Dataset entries
============
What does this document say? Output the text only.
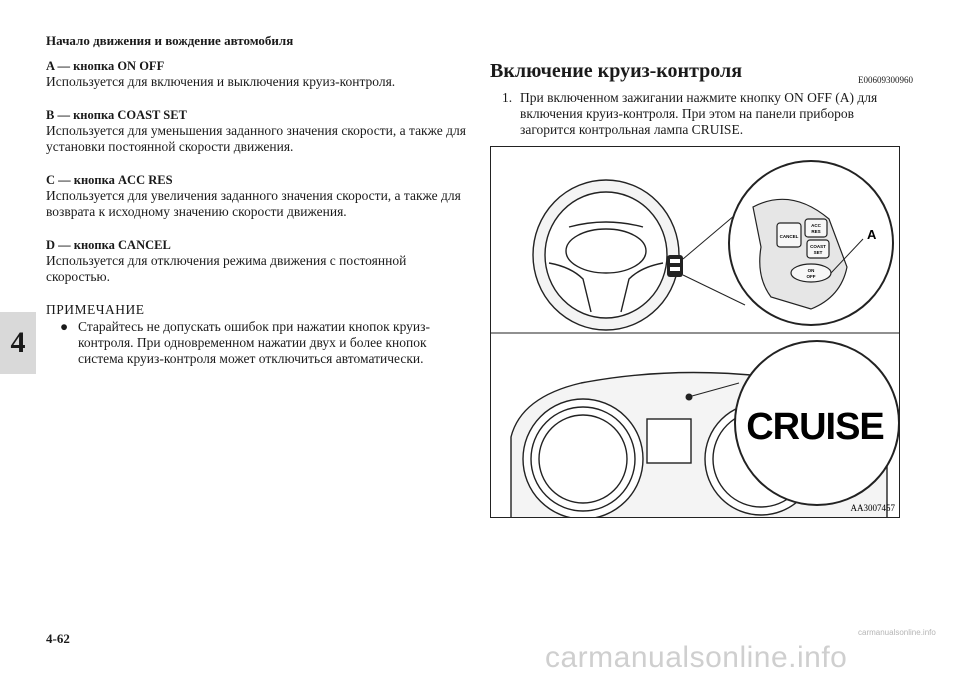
Начало движения и вождение автомобиля
4
A — кнопка ON OFF
Используется для включения и выключения круиз-контроля.
B — кнопка COAST SET
Используется для уменьшения заданного значения скорости, а также для установки постоянной скорости движения.
C — кнопка ACC RES
Используется для увеличения заданного значения скорости, а также для возврата к исходному значению скорости движения.
D — кнопка CANCEL
Используется для отключения режима движения с постоянной скоростью.
ПРИМЕЧАНИЕ
● Старайтесь не допускать ошибок при нажатии кнопок круиз-контроля. При одновременном нажатии двух и более кнопок система круиз-контроля может отключиться автоматически.
Включение круиз-контроля	E00609300960
1. При включенном зажигании нажмите кнопку ON OFF (A) для включения круиз-контроля. При этом на панели приборов загорится контрольная лампа CRUISE.
CANCEL
ACC
RES
COAST
SET
ON
OFF
A
CRUISE
AA3007457
4-62	carmanualsonline.info
carmanualsonline.info
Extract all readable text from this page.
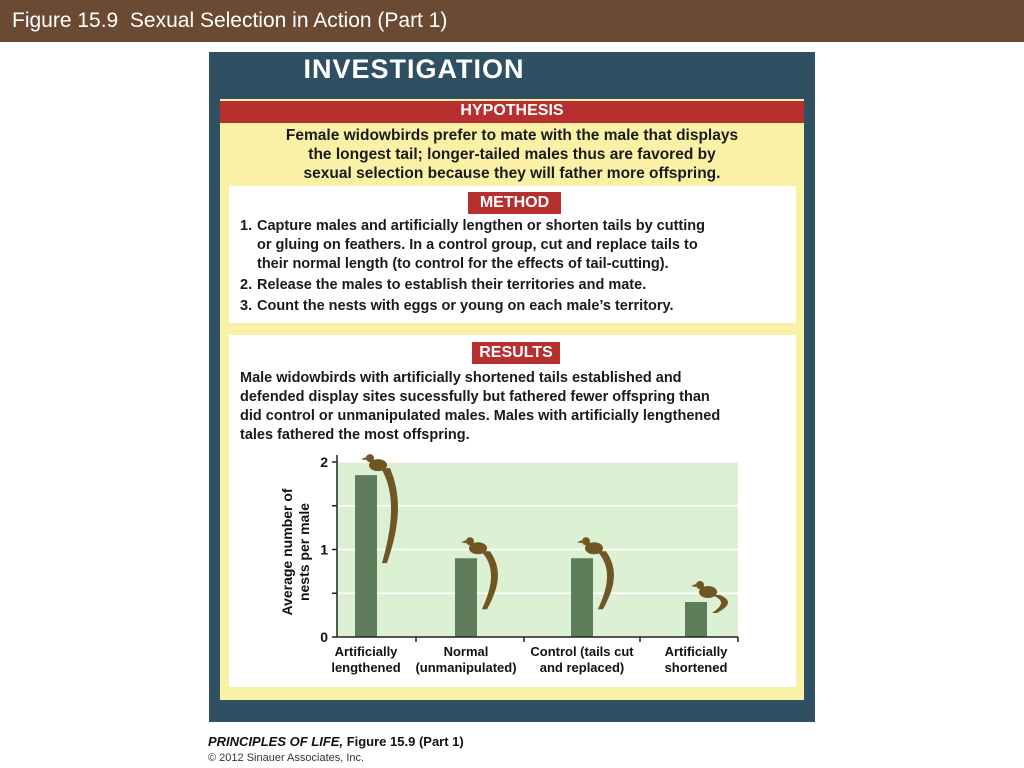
Figure 15.9  Sexual Selection in Action (Part 1)
INVESTIGATION
HYPOTHESIS
Female widowbirds prefer to mate with the male that displays
the longest tail; longer-tailed males thus are favored by
sexual selection because they will father more offspring.
METHOD
1. Capture males and artificially lengthen or shorten tails by cutting
or gluing on feathers. In a control group, cut and replace tails to
their normal length (to control for the effects of tail-cutting).
2. Release the males to establish their territories and mate.
3. Count the nests with eggs or young on each male’s territory.
RESULTS
Male widowbirds with artificially shortened tails established and
defended display sites sucessfully but fathered fewer offspring than
did control or unmanipulated males. Males with artificially lengthened
tales fathered the most offspring.
0
1
2
Artificially
lengthened
Normal
(unmanipulated)
Control (tails cut
and replaced)
Artificially
shortened
Average number of nests per male
PRINCIPLES OF LIFE, Figure 15.9 (Part 1)
© 2012 Sinauer Associates, Inc.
============
== Stated task ==
Return each line from the material above exactly, but not the pictures.

== Solution to this task ==
What does this document say? Output the text only.
Начало движения и вождение автомобиля
4
A — кнопка ON OFF
Используется для включения и выключения круиз-контроля.
B — кнопка COAST SET
Используется для уменьшения заданного значения скорости, а также для установки постоянной скорости движения.
C — кнопка ACC RES
Используется для увеличения заданного значения скорости, а также для возврата к исходному значению скорости движения.
D — кнопка CANCEL
Используется для отключения режима движения с постоянной скоростью.
ПРИМЕЧАНИЕ
● Старайтесь не допускать ошибок при нажатии кнопок круиз-контроля. При одновременном нажатии двух и более кнопок система круиз-контроля может отключиться автоматически.
Включение круиз-контроля	E00609300960
1. При включенном зажигании нажмите кнопку ON OFF (A) для включения круиз-контроля. При этом на панели приборов загорится контрольная лампа CRUISE.
CANCEL
ACC
RES
COAST
SET
ON
OFF
A
CRUISE
AA3007457
4-62	carmanualsonline.info
carmanualsonline.info
Extract all readable text from this page.
Figure 15.9  Sexual Selection in Action (Part 1)
INVESTIGATION
HYPOTHESIS
Female widowbirds prefer to mate with the male that displays
the longest tail; longer-tailed males thus are favored by
sexual selection because they will father more offspring.
METHOD
1. Capture males and artificially lengthen or shorten tails by cutting
or gluing on feathers. In a control group, cut and replace tails to
their normal length (to control for the effects of tail-cutting).
2. Release the males to establish their territories and mate.
3. Count the nests with eggs or young on each male’s territory.
RESULTS
Male widowbirds with artificially shortened tails established and
defended display sites sucessfully but fathered fewer offspring than
did control or unmanipulated males. Males with artificially lengthened
tales fathered the most offspring.
0
1
2
Artificially
lengthened
Normal
(unmanipulated)
Control (tails cut
and replaced)
Artificially
shortened
Average number of nests per male
PRINCIPLES OF LIFE, Figure 15.9 (Part 1)
© 2012 Sinauer Associates, Inc.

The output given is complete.